=== Data to use ===
>> begin
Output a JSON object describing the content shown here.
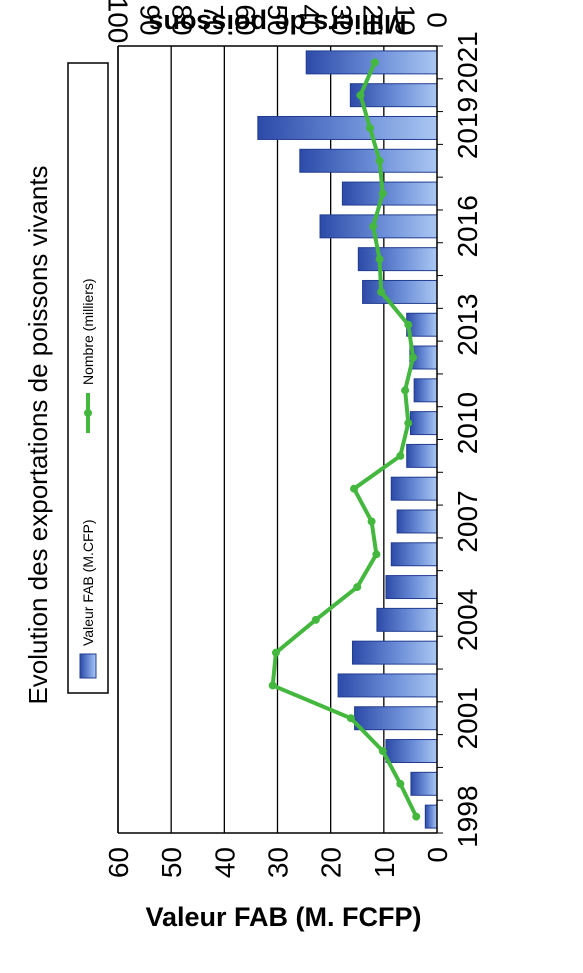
{
  "chart_data": {
    "type": "bar",
    "title": "Evolution des exportations de poissons vivants",
    "x": [
      1998,
      1999,
      2000,
      2001,
      2002,
      2003,
      2004,
      2005,
      2006,
      2007,
      2008,
      2009,
      2010,
      2011,
      2012,
      2013,
      2014,
      2015,
      2016,
      2017,
      2018,
      2019,
      2020,
      2021
    ],
    "x_tick_labels": [
      "1998",
      "2001",
      "2004",
      "2007",
      "2010",
      "2013",
      "2016",
      "2019",
      "2021"
    ],
    "x_tick_values": [
      1998,
      2001,
      2004,
      2007,
      2010,
      2013,
      2016,
      2019,
      2021
    ],
    "series": [
      {
        "name": "Valeur FAB (M.CFP)",
        "kind": "bar",
        "axis": "left",
        "values": [
          2.2,
          4.9,
          9.6,
          15.5,
          18.6,
          15.9,
          11.3,
          9.6,
          8.6,
          7.5,
          8.6,
          5.7,
          5.0,
          4.3,
          5.1,
          5.7,
          14.0,
          14.8,
          22.0,
          17.8,
          25.8,
          33.7,
          16.3,
          24.6
        ],
        "color": "#4a67c0"
      },
      {
        "name": "Nombre (milliers)",
        "kind": "line",
        "axis": "right",
        "values": [
          6.5,
          11.5,
          17,
          27,
          51.5,
          50.5,
          38,
          25,
          19,
          20.5,
          26,
          11.5,
          9,
          10,
          7.5,
          9,
          17.5,
          18,
          20,
          17,
          18,
          21,
          24,
          19.5
        ],
        "color": "#44b83e"
      }
    ],
    "y_left": {
      "label": "Valeur FAB (M. FCFP)",
      "lim": [
        0,
        60
      ],
      "ticks": [
        0,
        10,
        20,
        30,
        40,
        50,
        60
      ]
    },
    "y_right": {
      "label": "Milliers de poissons",
      "lim": [
        0,
        100
      ],
      "ticks": [
        0,
        10,
        20,
        30,
        40,
        50,
        60,
        70,
        80,
        90,
        100
      ]
    },
    "grid": true,
    "legend_position": "top-left"
  }
}
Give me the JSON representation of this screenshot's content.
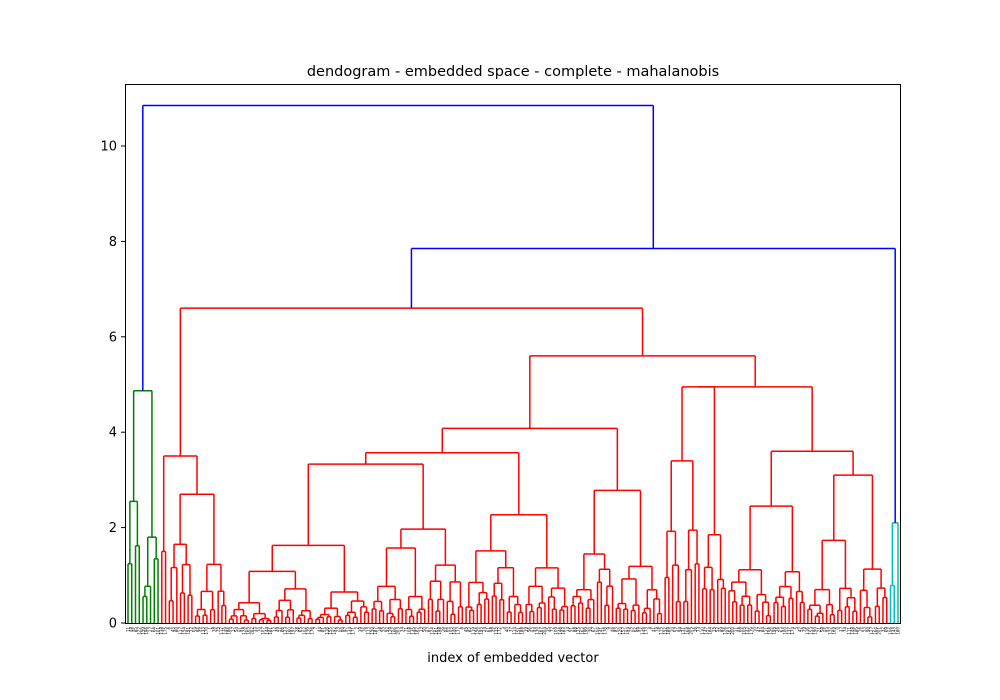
{
  "chart_data": {
    "type": "dendrogram",
    "title": "dendogram - embedded space - complete - mahalanobis",
    "xlabel": "index of embedded vector",
    "ylabel": "",
    "ylim": [
      0,
      11.3
    ],
    "yticks": [
      0,
      2,
      4,
      6,
      8,
      10
    ],
    "grid": false,
    "leaf_count": 206,
    "colors": {
      "cluster_1": "#008000",
      "cluster_2": "#ff0000",
      "cluster_3": "#00bfbf",
      "above_threshold": "#0000ff"
    },
    "top_level_merges": [
      {
        "clusters": [
          "green",
          "red+cyan"
        ],
        "height": 10.85
      },
      {
        "clusters": [
          "red",
          "cyan"
        ],
        "height": 7.85
      },
      {
        "clusters": [
          "red-left",
          "red-right"
        ],
        "height": 6.6
      },
      {
        "clusters": [
          "red-right-a",
          "red-right-b"
        ],
        "height": 5.6
      },
      {
        "clusters": [
          "green-a",
          "green-b"
        ],
        "height": 4.87
      },
      {
        "clusters": [
          "red-right-a1",
          "red-right-a2"
        ],
        "height": 4.08
      },
      {
        "clusters": [
          "red-right-b1",
          "red-right-b2"
        ],
        "height": 4.95
      },
      {
        "clusters": [
          "red-left-a",
          "red-left-b"
        ],
        "height": 3.5
      }
    ]
  }
}
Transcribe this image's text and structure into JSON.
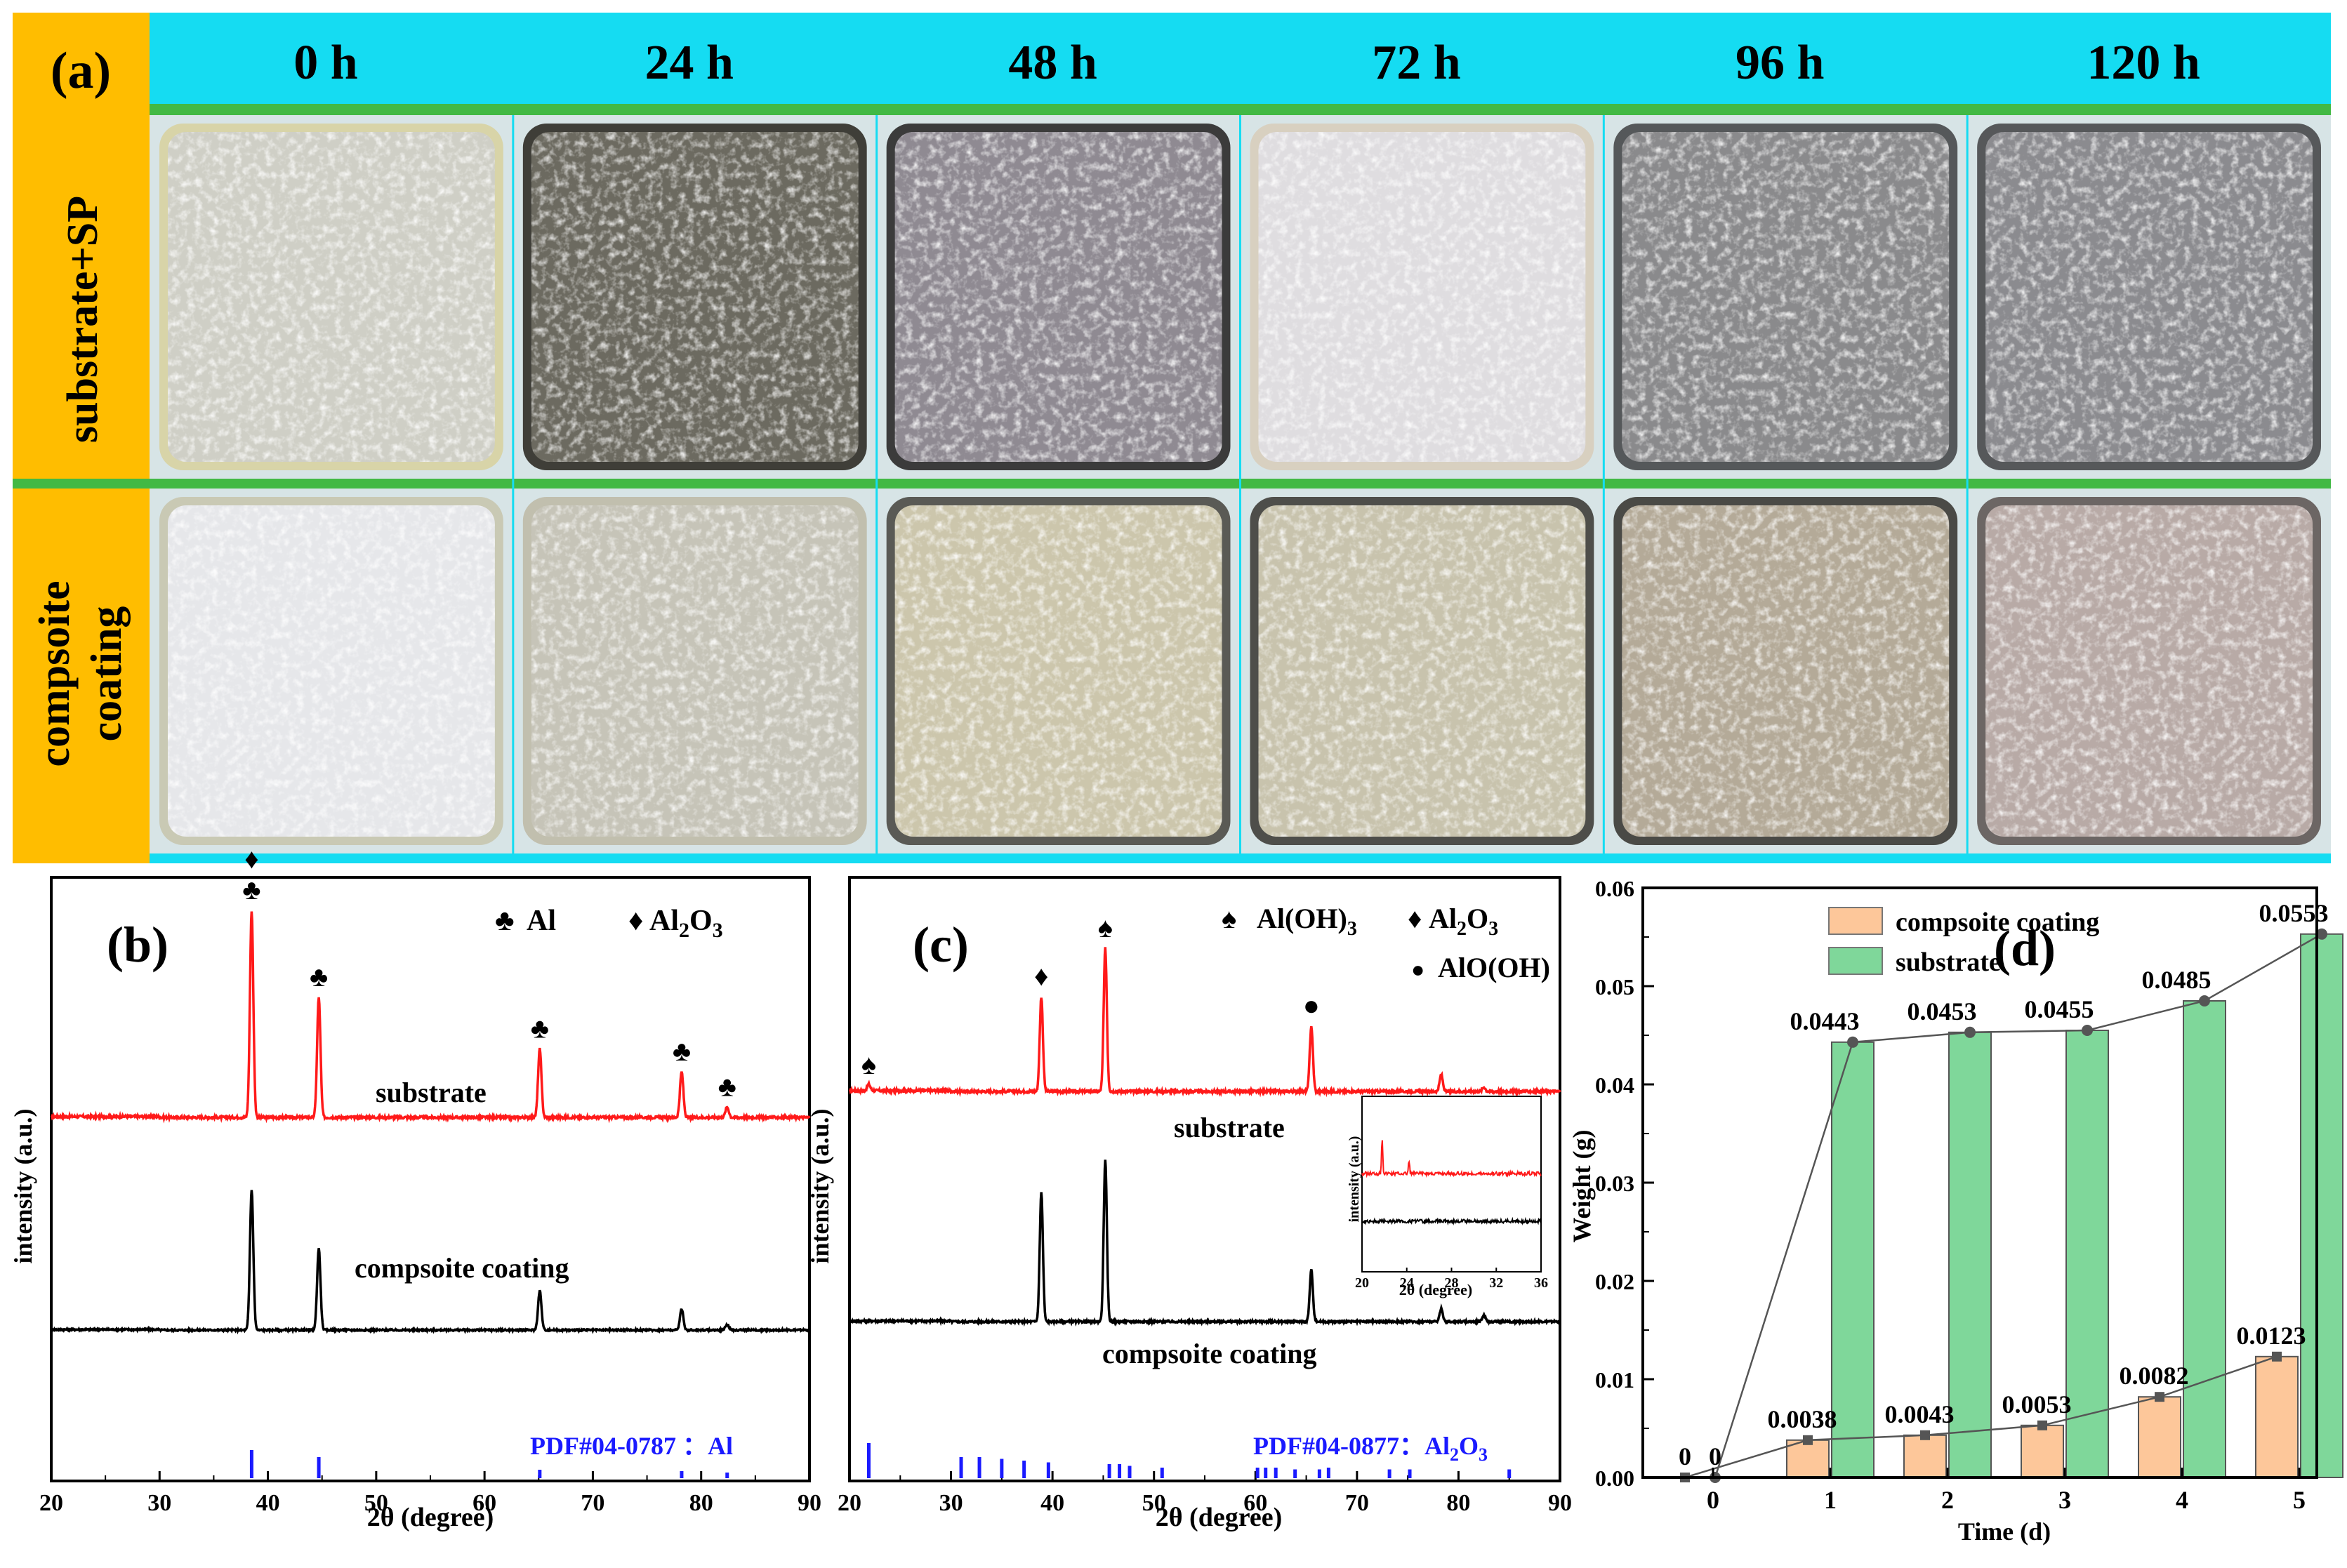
{
  "panel_a": {
    "label": "(a)",
    "times": [
      "0 h",
      "24 h",
      "48 h",
      "72 h",
      "96 h",
      "120 h"
    ],
    "rows": [
      "substrate+SP",
      [
        "compsoite",
        "coating"
      ]
    ],
    "colors": {
      "header": "#15dcf2",
      "row_label": "#ffbd00",
      "divider": "#42b944"
    },
    "samples": [
      [
        {
          "base": "#cfcfc6",
          "spot": "#ecece6",
          "rim": "#d8d4a8"
        },
        {
          "base": "#6c6a60",
          "spot": "#c9c8c0",
          "rim": "#3f3e38"
        },
        {
          "base": "#8f8a92",
          "spot": "#e2e4ea",
          "rim": "#3b3b3b"
        },
        {
          "base": "#dfdde0",
          "spot": "#f5f5f7",
          "rim": "#d8d0c0"
        },
        {
          "base": "#8a8a8c",
          "spot": "#d0d2d6",
          "rim": "#55585a"
        },
        {
          "base": "#8b8b8f",
          "spot": "#d4d6da",
          "rim": "#56585a"
        }
      ],
      [
        {
          "base": "#e6e7ea",
          "spot": "#f4f5f7",
          "rim": "#c9c9b4"
        },
        {
          "base": "#c6c4b8",
          "spot": "#dcdbd2",
          "rim": "#c1bfae"
        },
        {
          "base": "#ccc6ac",
          "spot": "#e5e1cf",
          "rim": "#5a5a55"
        },
        {
          "base": "#c8c3ad",
          "spot": "#e0dcca",
          "rim": "#4e4e4a"
        },
        {
          "base": "#b4aa98",
          "spot": "#d6cfc0",
          "rim": "#4a4a46"
        },
        {
          "base": "#b8aaa6",
          "spot": "#dad2cc",
          "rim": "#6c6664"
        }
      ]
    ]
  },
  "panel_b": {
    "label": "(b)",
    "legend": [
      {
        "sym": "♣",
        "text": "Al"
      },
      {
        "sym": "♦",
        "text": "Al",
        "sub": "2",
        "text2": "O",
        "sub2": "3"
      }
    ],
    "trace_labels": [
      "substrate",
      "compsoite coating"
    ],
    "ref_text": "PDF#04-0787 ：Al"
  },
  "panel_c": {
    "label": "(c)",
    "legend": [
      {
        "sym": "♠",
        "text": "Al(OH)",
        "sub": "3"
      },
      {
        "sym": "♦",
        "text": "Al",
        "sub": "2",
        "text2": "O",
        "sub2": "3"
      },
      {
        "sym": "●",
        "text": "AlO(OH)"
      }
    ],
    "trace_labels": [
      "substrate",
      "compsoite coating"
    ],
    "ref_text": "PDF#04-0877：Al",
    "ref_sub": "2",
    "ref_text2": "O",
    "ref_sub2": "3"
  },
  "chart_data": [
    {
      "type": "line",
      "panel": "(b)",
      "xlabel": "2θ (degree)",
      "ylabel": "intensity (a.u.)",
      "xlim": [
        20,
        90
      ],
      "xticks": [
        20,
        30,
        40,
        50,
        60,
        70,
        80,
        90
      ],
      "series": [
        {
          "name": "substrate",
          "color": "#ff1a1a",
          "peaks": [
            {
              "x": 38.5,
              "h": 1.0
            },
            {
              "x": 44.7,
              "h": 0.58
            },
            {
              "x": 65.1,
              "h": 0.33
            },
            {
              "x": 78.2,
              "h": 0.22
            },
            {
              "x": 82.4,
              "h": 0.05
            }
          ]
        },
        {
          "name": "compsoite coating",
          "color": "#000000",
          "peaks": [
            {
              "x": 38.5,
              "h": 1.0
            },
            {
              "x": 44.7,
              "h": 0.58
            },
            {
              "x": 65.1,
              "h": 0.28
            },
            {
              "x": 78.2,
              "h": 0.15
            },
            {
              "x": 82.4,
              "h": 0.04
            }
          ]
        }
      ],
      "markers": [
        {
          "x": 38.5,
          "syms": [
            "♦",
            "♣"
          ]
        },
        {
          "x": 44.7,
          "syms": [
            "♣"
          ]
        },
        {
          "x": 65.1,
          "syms": [
            "♣"
          ]
        },
        {
          "x": 78.2,
          "syms": [
            "♣"
          ]
        },
        {
          "x": 82.4,
          "syms": [
            "♣"
          ]
        }
      ],
      "reference": {
        "color": "#1a1aff",
        "lines": [
          {
            "x": 38.5,
            "h": 1.0
          },
          {
            "x": 44.7,
            "h": 0.75
          },
          {
            "x": 65.1,
            "h": 0.3
          },
          {
            "x": 78.2,
            "h": 0.25
          },
          {
            "x": 82.4,
            "h": 0.2
          }
        ]
      }
    },
    {
      "type": "line",
      "panel": "(c)",
      "xlabel": "2θ (degree)",
      "ylabel": "intensity (a.u.)",
      "xlim": [
        20,
        90
      ],
      "xticks": [
        20,
        30,
        40,
        50,
        60,
        70,
        80,
        90
      ],
      "series": [
        {
          "name": "substrate",
          "color": "#ff1a1a",
          "peaks": [
            {
              "x": 21.9,
              "h": 0.03
            },
            {
              "x": 38.9,
              "h": 0.45
            },
            {
              "x": 45.2,
              "h": 0.68
            },
            {
              "x": 65.5,
              "h": 0.31
            },
            {
              "x": 78.3,
              "h": 0.08
            },
            {
              "x": 82.5,
              "h": 0.02
            }
          ]
        },
        {
          "name": "compsoite coating",
          "color": "#000000",
          "peaks": [
            {
              "x": 38.9,
              "h": 0.8
            },
            {
              "x": 45.2,
              "h": 1.0
            },
            {
              "x": 65.5,
              "h": 0.32
            },
            {
              "x": 78.3,
              "h": 0.08
            },
            {
              "x": 82.5,
              "h": 0.04
            }
          ]
        }
      ],
      "markers": [
        {
          "x": 21.9,
          "syms": [
            "♠"
          ]
        },
        {
          "x": 38.9,
          "syms": [
            "♦"
          ]
        },
        {
          "x": 45.2,
          "syms": [
            "♠"
          ]
        },
        {
          "x": 65.5,
          "syms": [
            "●"
          ]
        }
      ],
      "reference": {
        "color": "#1a1aff",
        "lines": [
          {
            "x": 21.9,
            "h": 1.0
          },
          {
            "x": 31.0,
            "h": 0.6
          },
          {
            "x": 32.8,
            "h": 0.6
          },
          {
            "x": 35.0,
            "h": 0.55
          },
          {
            "x": 37.2,
            "h": 0.5
          },
          {
            "x": 39.6,
            "h": 0.45
          },
          {
            "x": 45.6,
            "h": 0.4
          },
          {
            "x": 46.6,
            "h": 0.4
          },
          {
            "x": 47.6,
            "h": 0.35
          },
          {
            "x": 50.8,
            "h": 0.3
          },
          {
            "x": 60.2,
            "h": 0.3
          },
          {
            "x": 61.0,
            "h": 0.3
          },
          {
            "x": 62.0,
            "h": 0.3
          },
          {
            "x": 63.9,
            "h": 0.25
          },
          {
            "x": 66.3,
            "h": 0.25
          },
          {
            "x": 67.2,
            "h": 0.3
          },
          {
            "x": 73.2,
            "h": 0.25
          },
          {
            "x": 75.2,
            "h": 0.25
          },
          {
            "x": 85.0,
            "h": 0.25
          }
        ]
      },
      "inset": {
        "xlabel": "2θ (degree)",
        "ylabel": "intensity (a.u.)",
        "xlim": [
          20,
          36
        ],
        "xticks": [
          20,
          24,
          28,
          32,
          36
        ],
        "series": [
          {
            "name": "substrate",
            "color": "#ff1a1a",
            "peaks": [
              {
                "x": 21.8,
                "h": 1.0
              },
              {
                "x": 24.2,
                "h": 0.35
              }
            ]
          },
          {
            "name": "compsoite coating",
            "color": "#000000",
            "peaks": []
          }
        ]
      }
    },
    {
      "type": "bar",
      "panel": "(d)",
      "xlabel": "Time (d)",
      "ylabel": "Weight (g)",
      "categories": [
        "0",
        "1",
        "2",
        "3",
        "4",
        "5"
      ],
      "ylim": [
        0,
        0.06
      ],
      "yticks": [
        "0.00",
        "0.01",
        "0.02",
        "0.03",
        "0.04",
        "0.05",
        "0.06"
      ],
      "series": [
        {
          "name": "compsoite coating",
          "color": "#fdc79a",
          "values": [
            0,
            0.0038,
            0.0043,
            0.0053,
            0.0082,
            0.0123
          ],
          "labels": [
            "0",
            "0.0038",
            "0.0043",
            "0.0053",
            "0.0082",
            "0.0123"
          ]
        },
        {
          "name": "substrate",
          "color": "#7fd79a",
          "values": [
            0,
            0.0443,
            0.0453,
            0.0455,
            0.0485,
            0.0553
          ],
          "labels": [
            "0",
            "0.0443",
            "0.0453",
            "0.0455",
            "0.0485",
            "0.0553"
          ]
        }
      ],
      "legend_position": "top-left"
    }
  ]
}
>> end
=== What is required ===
Filter the records, keeping only lines that contain "ylabel", and show those lines.

=== Answer to this problem ===
    "ylabel": "",
      "ylabel": "intensity (a.u.)",
      "ylabel": "intensity (a.u.)",
        "ylabel": "intensity (a.u.)",
      "ylabel": "Weight (g)",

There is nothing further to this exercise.